- Work to complete
Every entry below should be transcribed exactly; pictures stay out of the copy.

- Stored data
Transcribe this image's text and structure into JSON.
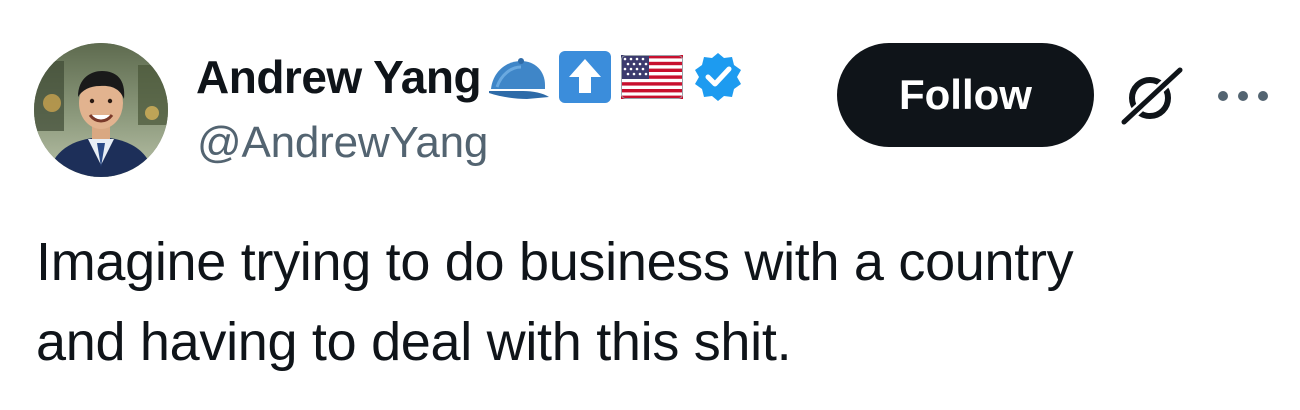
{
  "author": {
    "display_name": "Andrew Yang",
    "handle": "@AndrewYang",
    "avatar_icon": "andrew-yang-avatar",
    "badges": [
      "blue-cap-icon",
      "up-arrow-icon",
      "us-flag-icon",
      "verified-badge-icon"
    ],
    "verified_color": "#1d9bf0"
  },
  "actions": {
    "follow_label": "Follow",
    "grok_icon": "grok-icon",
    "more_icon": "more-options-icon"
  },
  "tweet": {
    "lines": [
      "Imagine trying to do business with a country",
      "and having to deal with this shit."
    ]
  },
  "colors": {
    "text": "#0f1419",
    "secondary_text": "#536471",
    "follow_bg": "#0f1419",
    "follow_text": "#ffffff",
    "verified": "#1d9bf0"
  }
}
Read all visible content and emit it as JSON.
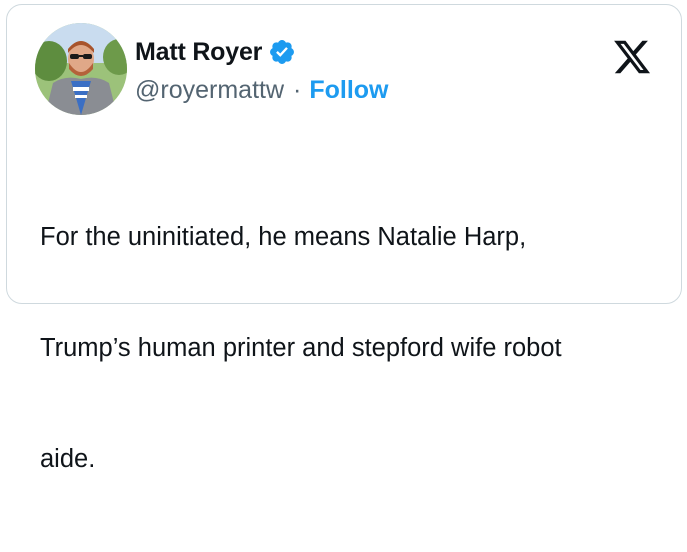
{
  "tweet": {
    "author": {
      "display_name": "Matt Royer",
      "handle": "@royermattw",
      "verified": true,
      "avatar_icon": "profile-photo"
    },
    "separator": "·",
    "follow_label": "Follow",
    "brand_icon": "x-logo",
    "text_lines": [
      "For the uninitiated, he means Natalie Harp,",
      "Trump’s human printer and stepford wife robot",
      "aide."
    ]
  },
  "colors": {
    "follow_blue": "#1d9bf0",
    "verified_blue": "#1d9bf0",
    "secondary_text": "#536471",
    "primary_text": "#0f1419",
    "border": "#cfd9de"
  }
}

- Result of this exercise
Transcribe this image's text and structure into JSON.
{
  "author": {
    "display_name": "Andrew Yang",
    "handle": "@AndrewYang",
    "avatar_icon": "andrew-yang-avatar",
    "badges": [
      "blue-cap-icon",
      "up-arrow-icon",
      "us-flag-icon",
      "verified-badge-icon"
    ],
    "verified_color": "#1d9bf0"
  },
  "actions": {
    "follow_label": "Follow",
    "grok_icon": "grok-icon",
    "more_icon": "more-options-icon"
  },
  "tweet": {
    "lines": [
      "Imagine trying to do business with a country",
      "and having to deal with this shit."
    ]
  },
  "colors": {
    "text": "#0f1419",
    "secondary_text": "#536471",
    "follow_bg": "#0f1419",
    "follow_text": "#ffffff",
    "verified": "#1d9bf0"
  }
}
Read all visible content and emit it as JSON.
{
  "tweet": {
    "author": {
      "display_name": "Matt Royer",
      "handle": "@royermattw",
      "verified": true,
      "avatar_icon": "profile-photo"
    },
    "separator": "·",
    "follow_label": "Follow",
    "brand_icon": "x-logo",
    "text_lines": [
      "For the uninitiated, he means Natalie Harp,",
      "Trump’s human printer and stepford wife robot",
      "aide."
    ]
  },
  "colors": {
    "follow_blue": "#1d9bf0",
    "verified_blue": "#1d9bf0",
    "secondary_text": "#536471",
    "primary_text": "#0f1419",
    "border": "#cfd9de"
  }
}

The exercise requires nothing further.